# Required work:
Pick every line from the data that holds the word "vídeo".

# Data supplied:
[BEGIN]

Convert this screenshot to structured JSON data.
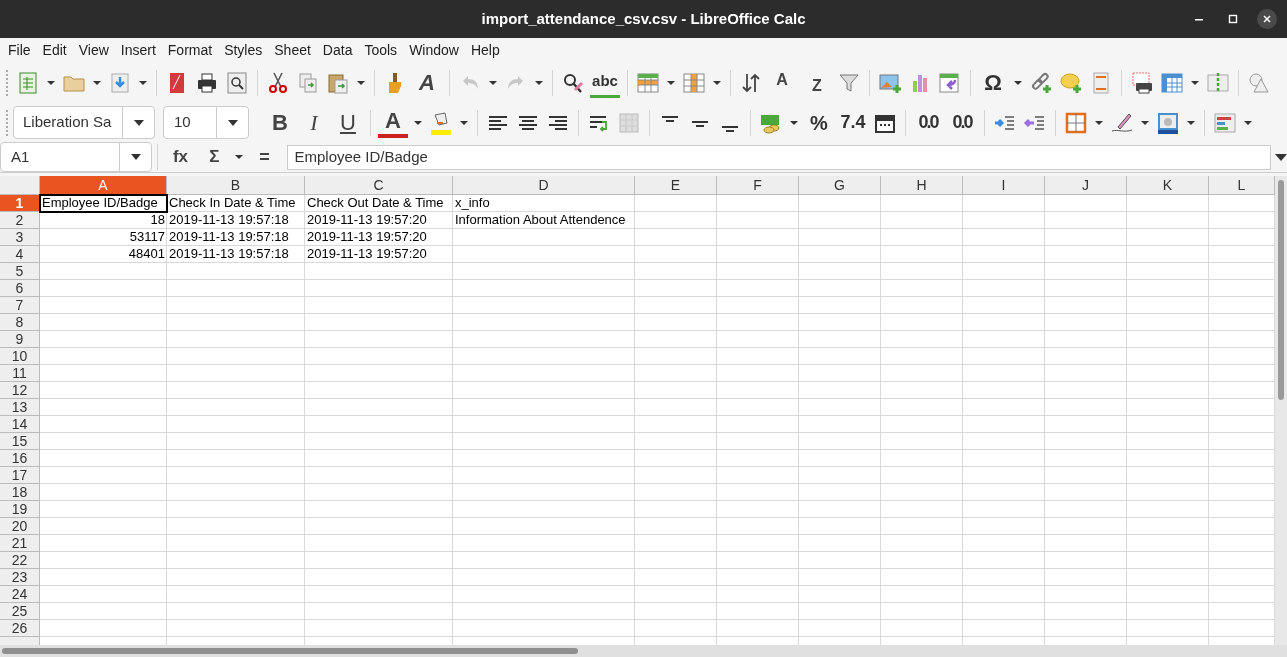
{
  "window": {
    "title": "import_attendance_csv.csv - LibreOffice Calc"
  },
  "menu": [
    "File",
    "Edit",
    "View",
    "Insert",
    "Format",
    "Styles",
    "Sheet",
    "Data",
    "Tools",
    "Window",
    "Help"
  ],
  "glyphs": {
    "clear_formatting": "A",
    "spelling": "abc",
    "sort_ascending": "A",
    "sort_descending": "Z",
    "special_character": "Ω",
    "bold": "B",
    "italic": "I",
    "underline": "U",
    "font_color": "A",
    "percent": "%",
    "number": "7.4",
    "add_decimal": "0.0",
    "delete_decimal": "0.0",
    "function_wizard": "fx",
    "sum": "Σ",
    "formula": "="
  },
  "font_name": {
    "value": "Liberation Sa"
  },
  "font_size": {
    "value": "10"
  },
  "name_box": {
    "value": "A1"
  },
  "formula_input": {
    "value": "Employee ID/Badge"
  },
  "columns": [
    {
      "label": "A",
      "selected": true
    },
    {
      "label": "B",
      "selected": false
    },
    {
      "label": "C",
      "selected": false
    },
    {
      "label": "D",
      "selected": false
    },
    {
      "label": "E",
      "selected": false
    },
    {
      "label": "F",
      "selected": false
    },
    {
      "label": "G",
      "selected": false
    },
    {
      "label": "H",
      "selected": false
    },
    {
      "label": "I",
      "selected": false
    },
    {
      "label": "J",
      "selected": false
    },
    {
      "label": "K",
      "selected": false
    },
    {
      "label": "L",
      "selected": false
    }
  ],
  "rows": [
    {
      "label": "1",
      "selected": true,
      "cells": [
        {
          "text": "Employee ID/Badge",
          "kind": "text",
          "active": true
        },
        {
          "text": "Check In Date & Time",
          "kind": "text",
          "active": false
        },
        {
          "text": "Check Out Date & Time",
          "kind": "text",
          "active": false
        },
        {
          "text": "x_info",
          "kind": "text",
          "active": false
        }
      ]
    },
    {
      "label": "2",
      "selected": false,
      "cells": [
        {
          "text": "18",
          "kind": "number",
          "active": false
        },
        {
          "text": "2019-11-13 19:57:18",
          "kind": "text",
          "active": false
        },
        {
          "text": "2019-11-13 19:57:20",
          "kind": "text",
          "active": false
        },
        {
          "text": "Information About Attendence",
          "kind": "text",
          "active": false
        }
      ]
    },
    {
      "label": "3",
      "selected": false,
      "cells": [
        {
          "text": "53117",
          "kind": "number",
          "active": false
        },
        {
          "text": "2019-11-13 19:57:18",
          "kind": "text",
          "active": false
        },
        {
          "text": "2019-11-13 19:57:20",
          "kind": "text",
          "active": false
        }
      ]
    },
    {
      "label": "4",
      "selected": false,
      "cells": [
        {
          "text": "48401",
          "kind": "number",
          "active": false
        },
        {
          "text": "2019-11-13 19:57:18",
          "kind": "text",
          "active": false
        },
        {
          "text": "2019-11-13 19:57:20",
          "kind": "text",
          "active": false
        }
      ]
    },
    {
      "label": "5",
      "selected": false
    },
    {
      "label": "6",
      "selected": false
    },
    {
      "label": "7",
      "selected": false
    },
    {
      "label": "8",
      "selected": false
    },
    {
      "label": "9",
      "selected": false
    },
    {
      "label": "10",
      "selected": false
    },
    {
      "label": "11",
      "selected": false
    },
    {
      "label": "12",
      "selected": false
    },
    {
      "label": "13",
      "selected": false
    },
    {
      "label": "14",
      "selected": false
    },
    {
      "label": "15",
      "selected": false
    },
    {
      "label": "16",
      "selected": false
    },
    {
      "label": "17",
      "selected": false
    },
    {
      "label": "18",
      "selected": false
    },
    {
      "label": "19",
      "selected": false
    },
    {
      "label": "20",
      "selected": false
    },
    {
      "label": "21",
      "selected": false
    },
    {
      "label": "22",
      "selected": false
    },
    {
      "label": "23",
      "selected": false
    },
    {
      "label": "24",
      "selected": false
    },
    {
      "label": "25",
      "selected": false
    },
    {
      "label": "26",
      "selected": false
    }
  ]
}
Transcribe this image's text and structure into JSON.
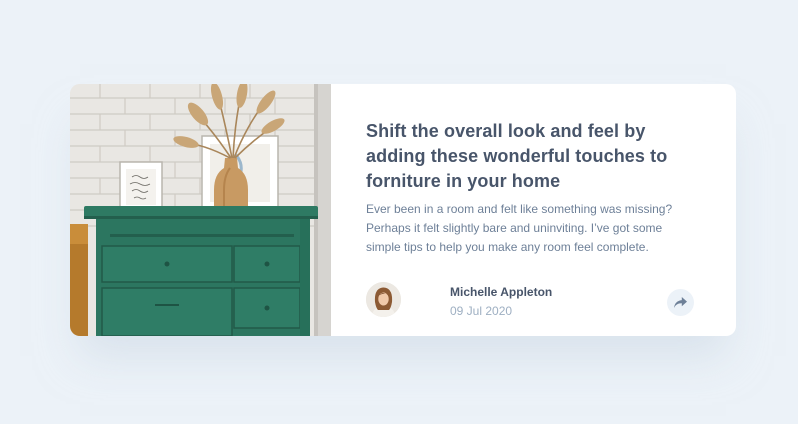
{
  "article": {
    "title": "Shift the overall look and feel by adding these wonderful touches to forniture in your home",
    "description": "Ever been in a room and felt like something was missing? Perhaps it felt slightly bare and uninviting. I’ve got some simple tips to help you make any room feel complete.",
    "image_icon": "drawers-photo"
  },
  "author": {
    "name": "Michelle Appleton",
    "date": "09 Jul 2020",
    "avatar_icon": "avatar-photo"
  },
  "share": {
    "icon": "share-icon"
  },
  "colors": {
    "background": "#ecf2f8",
    "title": "#48556a",
    "text": "#6e8098",
    "muted": "#9eafc2"
  }
}
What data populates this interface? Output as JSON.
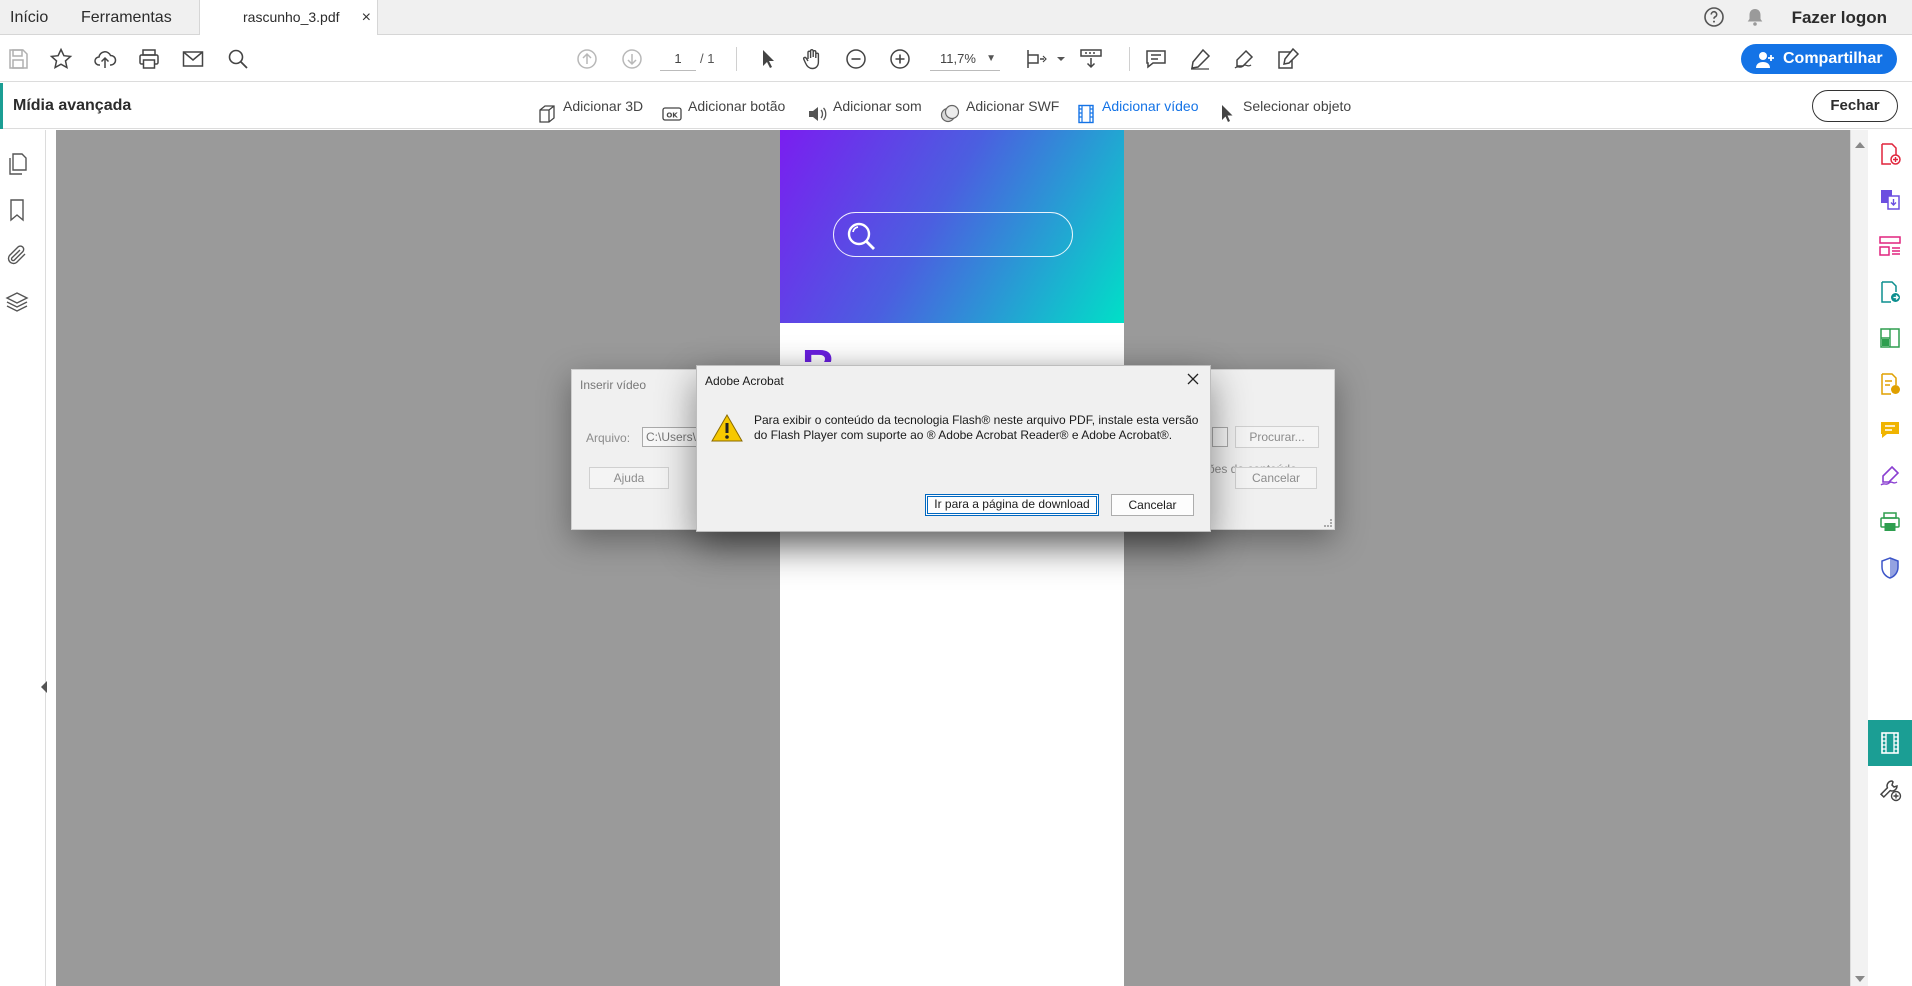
{
  "tabs": [
    {
      "label": "Início"
    },
    {
      "label": "Ferramentas"
    },
    {
      "label": "rascunho_3.pdf",
      "close": "×"
    }
  ],
  "header": {
    "login_label": "Fazer logon"
  },
  "toolbar": {
    "page_current": "1",
    "page_total": "/ 1",
    "zoom": "11,7%",
    "share_label": "Compartilhar"
  },
  "subbar": {
    "title": "Mídia avançada",
    "tools": [
      {
        "label": "Adicionar 3D",
        "icon": "cube-icon"
      },
      {
        "label": "Adicionar botão",
        "icon": "ok-button-icon"
      },
      {
        "label": "Adicionar som",
        "icon": "speaker-icon"
      },
      {
        "label": "Adicionar SWF",
        "icon": "swf-icon"
      },
      {
        "label": "Adicionar vídeo",
        "icon": "film-icon",
        "active": true
      },
      {
        "label": "Selecionar objeto",
        "icon": "pointer-icon"
      }
    ],
    "close_label": "Fechar"
  },
  "background_dialog": {
    "title": "Inserir vídeo",
    "file_label": "Arquivo:",
    "file_value": "C:\\Users\\",
    "browse_label": "Procurar...",
    "option_label": "ões do conteúdo",
    "help_label": "Ajuda",
    "cancel_label": "Cancelar"
  },
  "dialog": {
    "title": "Adobe Acrobat",
    "message": "Para exibir o conteúdo da tecnologia Flash® neste arquivo PDF, instale esta versão do Flash Player com suporte ao ® Adobe Acrobat Reader® e Adobe Acrobat®.",
    "primary_label": "Ir para a página de download",
    "cancel_label": "Cancelar"
  },
  "document": {
    "visible_letter": "R"
  },
  "colors": {
    "accent_blue": "#1473e6",
    "teal_active": "#1b9e94",
    "viewer_gray": "#9a9a9a"
  }
}
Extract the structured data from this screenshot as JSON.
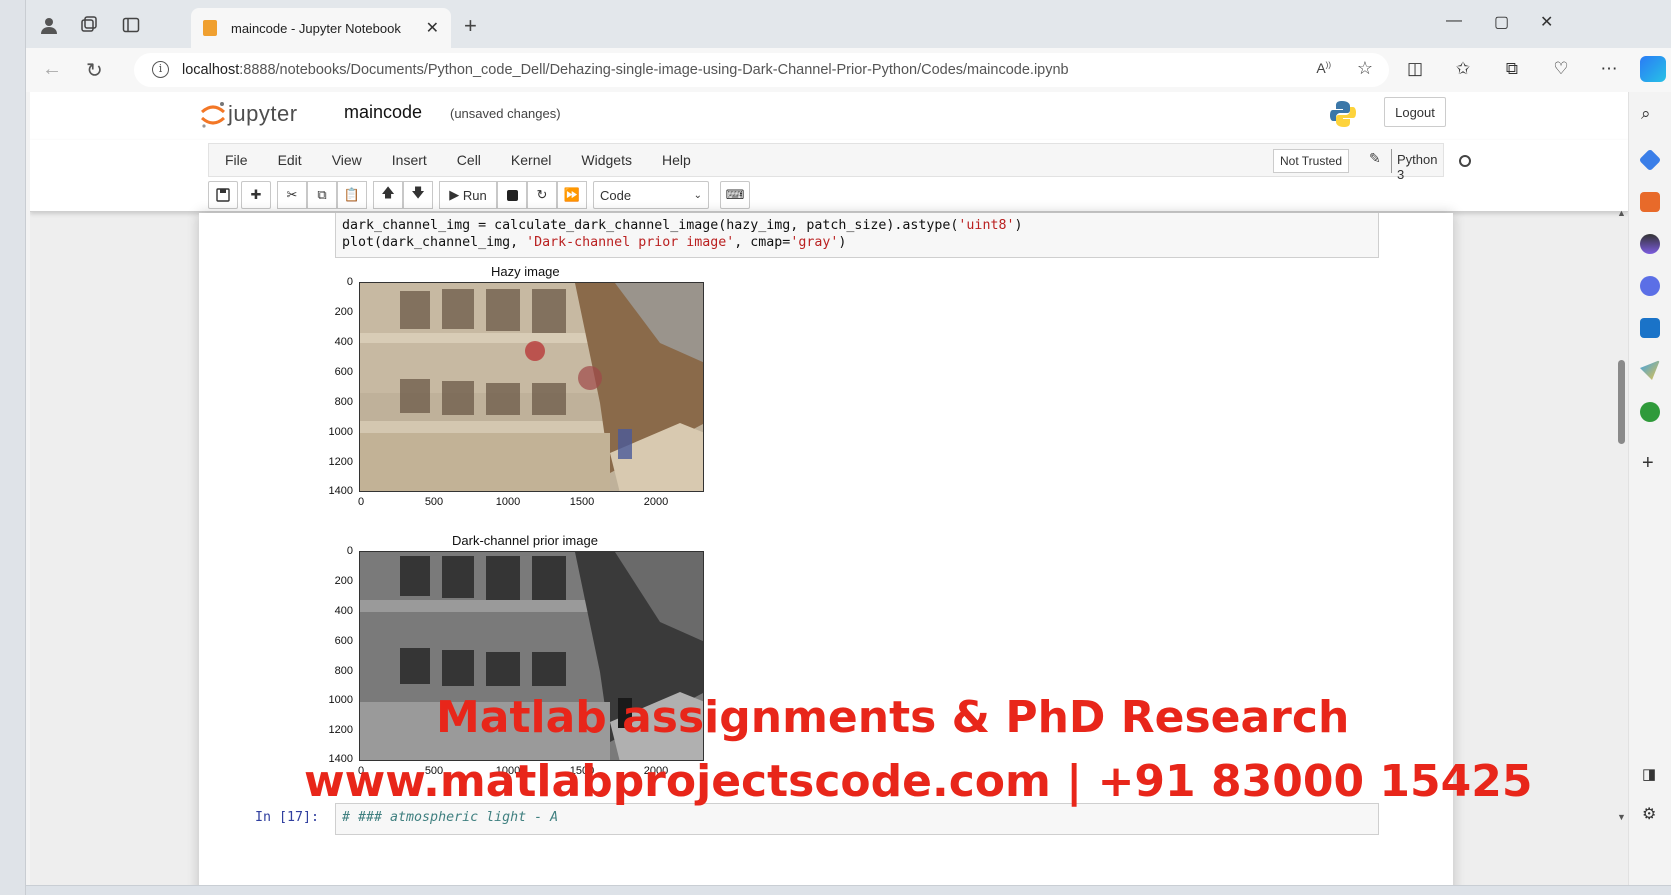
{
  "browser": {
    "tab_title": "maincode - Jupyter Notebook",
    "url_host": "localhost",
    "url_rest": ":8888/notebooks/Documents/Python_code_Dell/Dehazing-single-image-using-Dark-Channel-Prior-Python/Codes/maincode.ipynb"
  },
  "jupyter": {
    "logo_text": "jupyter",
    "notebook_name": "maincode",
    "save_status": "(unsaved changes)",
    "logout": "Logout",
    "menu": [
      "File",
      "Edit",
      "View",
      "Insert",
      "Cell",
      "Kernel",
      "Widgets",
      "Help"
    ],
    "trust": "Not Trusted",
    "kernel": "Python 3",
    "run_label": "Run",
    "cell_type": "Code"
  },
  "cells": {
    "code1_line1_a": "dark_channel_img = calculate_dark_channel_image(hazy_img, patch_size).astype(",
    "code1_line1_str": "'uint8'",
    "code1_line1_b": ")",
    "code1_line2_a": "plot(dark_channel_img, ",
    "code1_line2_str1": "'Dark-channel prior image'",
    "code1_line2_b": ", cmap=",
    "code1_line2_str2": "'gray'",
    "code1_line2_c": ")",
    "prompt2": "In [17]:",
    "code2": "# ### atmospheric light - A"
  },
  "plots": [
    {
      "title": "Hazy image",
      "yticks": [
        "0",
        "200",
        "400",
        "600",
        "800",
        "1000",
        "1200",
        "1400"
      ],
      "xticks": [
        "0",
        "500",
        "1000",
        "1500",
        "2000"
      ]
    },
    {
      "title": "Dark-channel prior image",
      "yticks": [
        "0",
        "200",
        "400",
        "600",
        "800",
        "1000",
        "1200",
        "1400"
      ],
      "xticks": [
        "0",
        "500",
        "1000",
        "1500",
        "2000"
      ]
    }
  ],
  "watermark": {
    "line1": "Matlab assignments & PhD Research",
    "line2": "www.matlabprojectscode.com | +91 83000 15425",
    "color": "#e8261a"
  }
}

[END]

# Problem solution:
        "label": "Adicionar vídeo",
    "title": "Inserir vídeo",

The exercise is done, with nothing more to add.